PROBLEM DESCRIPTION
Give the number of lines in the listing below that include the word "title", with nothing more.

(Extracts from a graphics dataset)
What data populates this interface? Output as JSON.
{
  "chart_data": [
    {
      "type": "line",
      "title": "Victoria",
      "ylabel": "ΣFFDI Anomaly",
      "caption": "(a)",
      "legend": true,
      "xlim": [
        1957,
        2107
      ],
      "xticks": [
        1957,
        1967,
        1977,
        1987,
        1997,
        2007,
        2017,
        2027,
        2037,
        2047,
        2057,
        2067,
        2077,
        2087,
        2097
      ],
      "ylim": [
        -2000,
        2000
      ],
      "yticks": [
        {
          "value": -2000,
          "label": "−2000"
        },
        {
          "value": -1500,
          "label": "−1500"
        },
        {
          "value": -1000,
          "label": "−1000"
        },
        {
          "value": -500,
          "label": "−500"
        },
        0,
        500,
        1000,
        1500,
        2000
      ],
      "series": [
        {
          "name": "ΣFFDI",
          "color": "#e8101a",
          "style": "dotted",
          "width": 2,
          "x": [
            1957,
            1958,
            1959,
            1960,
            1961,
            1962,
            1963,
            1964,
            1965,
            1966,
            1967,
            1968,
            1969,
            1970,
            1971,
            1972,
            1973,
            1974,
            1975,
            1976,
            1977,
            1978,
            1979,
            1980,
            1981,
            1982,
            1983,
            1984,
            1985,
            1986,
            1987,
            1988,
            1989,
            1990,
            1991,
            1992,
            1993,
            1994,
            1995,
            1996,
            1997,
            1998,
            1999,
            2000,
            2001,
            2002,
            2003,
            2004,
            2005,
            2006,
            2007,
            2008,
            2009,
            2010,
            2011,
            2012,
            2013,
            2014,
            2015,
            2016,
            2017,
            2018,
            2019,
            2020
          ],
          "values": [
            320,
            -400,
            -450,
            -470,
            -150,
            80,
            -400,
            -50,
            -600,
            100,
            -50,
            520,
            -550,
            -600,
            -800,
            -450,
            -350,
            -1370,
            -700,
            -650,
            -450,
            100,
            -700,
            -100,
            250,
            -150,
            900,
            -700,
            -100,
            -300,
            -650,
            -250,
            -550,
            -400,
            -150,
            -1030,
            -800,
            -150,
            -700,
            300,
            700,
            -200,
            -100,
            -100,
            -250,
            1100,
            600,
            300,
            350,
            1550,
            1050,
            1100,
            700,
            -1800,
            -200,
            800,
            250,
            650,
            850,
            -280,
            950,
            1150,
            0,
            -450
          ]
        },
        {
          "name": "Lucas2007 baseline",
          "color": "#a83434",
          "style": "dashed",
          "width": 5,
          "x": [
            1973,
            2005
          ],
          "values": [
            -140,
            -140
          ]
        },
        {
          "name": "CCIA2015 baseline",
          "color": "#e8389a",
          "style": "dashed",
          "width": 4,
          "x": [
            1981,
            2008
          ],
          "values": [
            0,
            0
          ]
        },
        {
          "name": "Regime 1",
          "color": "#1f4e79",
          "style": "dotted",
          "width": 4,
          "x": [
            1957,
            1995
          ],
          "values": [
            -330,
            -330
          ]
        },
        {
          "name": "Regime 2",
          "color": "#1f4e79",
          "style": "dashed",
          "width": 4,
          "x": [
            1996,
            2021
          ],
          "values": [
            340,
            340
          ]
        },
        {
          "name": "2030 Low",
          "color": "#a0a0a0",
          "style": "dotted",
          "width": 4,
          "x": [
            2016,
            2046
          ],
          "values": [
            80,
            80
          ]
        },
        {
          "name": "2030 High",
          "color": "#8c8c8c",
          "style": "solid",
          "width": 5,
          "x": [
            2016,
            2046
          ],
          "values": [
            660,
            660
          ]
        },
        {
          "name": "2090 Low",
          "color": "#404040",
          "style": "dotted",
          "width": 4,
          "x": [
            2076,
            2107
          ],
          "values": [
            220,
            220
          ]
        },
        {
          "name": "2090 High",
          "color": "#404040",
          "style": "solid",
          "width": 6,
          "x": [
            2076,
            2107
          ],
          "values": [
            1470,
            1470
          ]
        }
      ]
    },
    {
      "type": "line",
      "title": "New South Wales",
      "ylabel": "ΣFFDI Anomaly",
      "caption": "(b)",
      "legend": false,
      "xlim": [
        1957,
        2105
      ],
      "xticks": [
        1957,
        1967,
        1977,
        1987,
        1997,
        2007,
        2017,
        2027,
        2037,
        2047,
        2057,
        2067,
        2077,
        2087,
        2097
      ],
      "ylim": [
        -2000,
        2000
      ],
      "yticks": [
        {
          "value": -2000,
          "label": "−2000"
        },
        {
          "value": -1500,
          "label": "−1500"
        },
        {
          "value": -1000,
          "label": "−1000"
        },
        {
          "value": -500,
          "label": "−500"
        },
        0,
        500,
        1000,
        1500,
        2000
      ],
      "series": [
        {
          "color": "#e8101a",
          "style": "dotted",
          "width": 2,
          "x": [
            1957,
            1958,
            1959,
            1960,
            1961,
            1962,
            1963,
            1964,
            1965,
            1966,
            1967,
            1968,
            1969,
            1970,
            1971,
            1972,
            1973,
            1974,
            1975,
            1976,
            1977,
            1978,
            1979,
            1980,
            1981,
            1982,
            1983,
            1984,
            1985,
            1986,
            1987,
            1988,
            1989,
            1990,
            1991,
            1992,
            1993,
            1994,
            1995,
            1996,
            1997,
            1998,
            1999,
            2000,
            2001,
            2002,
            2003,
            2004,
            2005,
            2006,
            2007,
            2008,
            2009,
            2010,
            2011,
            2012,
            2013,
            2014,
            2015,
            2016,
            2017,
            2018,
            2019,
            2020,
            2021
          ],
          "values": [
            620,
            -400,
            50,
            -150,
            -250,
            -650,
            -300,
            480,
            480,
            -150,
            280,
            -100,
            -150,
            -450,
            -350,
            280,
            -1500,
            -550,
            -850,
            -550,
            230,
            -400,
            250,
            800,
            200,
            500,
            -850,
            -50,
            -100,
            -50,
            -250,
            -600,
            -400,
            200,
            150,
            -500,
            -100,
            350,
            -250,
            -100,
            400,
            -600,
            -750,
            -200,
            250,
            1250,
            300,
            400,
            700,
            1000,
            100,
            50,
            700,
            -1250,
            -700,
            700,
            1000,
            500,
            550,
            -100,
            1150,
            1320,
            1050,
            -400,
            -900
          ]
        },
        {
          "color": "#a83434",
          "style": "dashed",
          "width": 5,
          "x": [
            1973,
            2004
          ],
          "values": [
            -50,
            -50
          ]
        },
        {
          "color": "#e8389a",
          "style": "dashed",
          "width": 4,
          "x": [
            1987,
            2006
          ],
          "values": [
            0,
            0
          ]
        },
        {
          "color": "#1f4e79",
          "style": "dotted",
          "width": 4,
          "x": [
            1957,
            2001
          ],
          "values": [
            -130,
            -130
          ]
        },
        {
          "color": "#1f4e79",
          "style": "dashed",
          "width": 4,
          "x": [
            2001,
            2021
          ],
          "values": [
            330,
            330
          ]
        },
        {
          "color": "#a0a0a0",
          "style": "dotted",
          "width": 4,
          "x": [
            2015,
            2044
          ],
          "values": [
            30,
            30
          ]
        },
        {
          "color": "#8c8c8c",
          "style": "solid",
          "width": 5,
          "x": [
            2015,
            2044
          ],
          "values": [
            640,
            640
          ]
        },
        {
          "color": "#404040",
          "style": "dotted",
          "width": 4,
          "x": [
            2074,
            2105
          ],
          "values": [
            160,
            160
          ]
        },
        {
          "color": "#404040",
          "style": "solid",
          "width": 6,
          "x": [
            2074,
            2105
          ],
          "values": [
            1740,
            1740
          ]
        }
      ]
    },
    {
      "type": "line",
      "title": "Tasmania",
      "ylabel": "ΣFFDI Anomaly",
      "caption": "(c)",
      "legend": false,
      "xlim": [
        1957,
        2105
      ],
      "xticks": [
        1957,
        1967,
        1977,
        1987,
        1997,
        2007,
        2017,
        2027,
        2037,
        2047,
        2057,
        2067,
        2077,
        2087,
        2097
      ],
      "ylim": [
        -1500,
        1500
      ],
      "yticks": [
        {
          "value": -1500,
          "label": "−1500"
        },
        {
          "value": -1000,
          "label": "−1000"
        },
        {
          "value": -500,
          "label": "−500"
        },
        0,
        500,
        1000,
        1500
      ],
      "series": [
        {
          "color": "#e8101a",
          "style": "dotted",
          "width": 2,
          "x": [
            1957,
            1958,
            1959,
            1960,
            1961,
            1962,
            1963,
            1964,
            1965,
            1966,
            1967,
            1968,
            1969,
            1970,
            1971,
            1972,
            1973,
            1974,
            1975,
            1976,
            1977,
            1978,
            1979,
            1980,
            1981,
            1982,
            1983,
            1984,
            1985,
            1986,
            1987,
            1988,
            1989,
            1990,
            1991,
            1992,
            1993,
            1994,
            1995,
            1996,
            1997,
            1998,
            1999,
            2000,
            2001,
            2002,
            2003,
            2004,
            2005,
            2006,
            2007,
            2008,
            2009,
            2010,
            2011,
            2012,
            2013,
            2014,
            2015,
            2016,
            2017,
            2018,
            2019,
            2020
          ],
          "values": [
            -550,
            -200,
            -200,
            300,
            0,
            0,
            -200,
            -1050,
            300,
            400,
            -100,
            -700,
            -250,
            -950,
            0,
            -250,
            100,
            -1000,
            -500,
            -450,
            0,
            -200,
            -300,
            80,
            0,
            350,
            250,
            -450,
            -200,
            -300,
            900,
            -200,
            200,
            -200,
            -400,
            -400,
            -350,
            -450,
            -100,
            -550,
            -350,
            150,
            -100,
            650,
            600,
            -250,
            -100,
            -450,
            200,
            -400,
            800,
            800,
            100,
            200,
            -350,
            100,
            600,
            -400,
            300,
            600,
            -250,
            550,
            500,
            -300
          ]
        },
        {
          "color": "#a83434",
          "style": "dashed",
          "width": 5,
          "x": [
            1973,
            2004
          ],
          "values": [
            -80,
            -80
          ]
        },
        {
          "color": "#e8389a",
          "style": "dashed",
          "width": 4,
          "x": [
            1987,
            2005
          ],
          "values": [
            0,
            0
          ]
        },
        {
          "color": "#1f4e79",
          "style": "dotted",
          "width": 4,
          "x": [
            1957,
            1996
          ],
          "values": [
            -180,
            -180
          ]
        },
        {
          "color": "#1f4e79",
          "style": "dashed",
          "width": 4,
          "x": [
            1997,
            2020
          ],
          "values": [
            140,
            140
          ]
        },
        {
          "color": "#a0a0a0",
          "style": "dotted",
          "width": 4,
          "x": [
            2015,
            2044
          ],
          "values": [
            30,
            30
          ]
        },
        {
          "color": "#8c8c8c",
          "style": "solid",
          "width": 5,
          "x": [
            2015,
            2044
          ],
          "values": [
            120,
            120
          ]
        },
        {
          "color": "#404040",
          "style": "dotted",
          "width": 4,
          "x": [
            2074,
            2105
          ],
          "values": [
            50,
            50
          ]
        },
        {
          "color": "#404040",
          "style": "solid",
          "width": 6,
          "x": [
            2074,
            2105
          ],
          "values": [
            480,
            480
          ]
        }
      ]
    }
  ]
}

TASK RESULT
3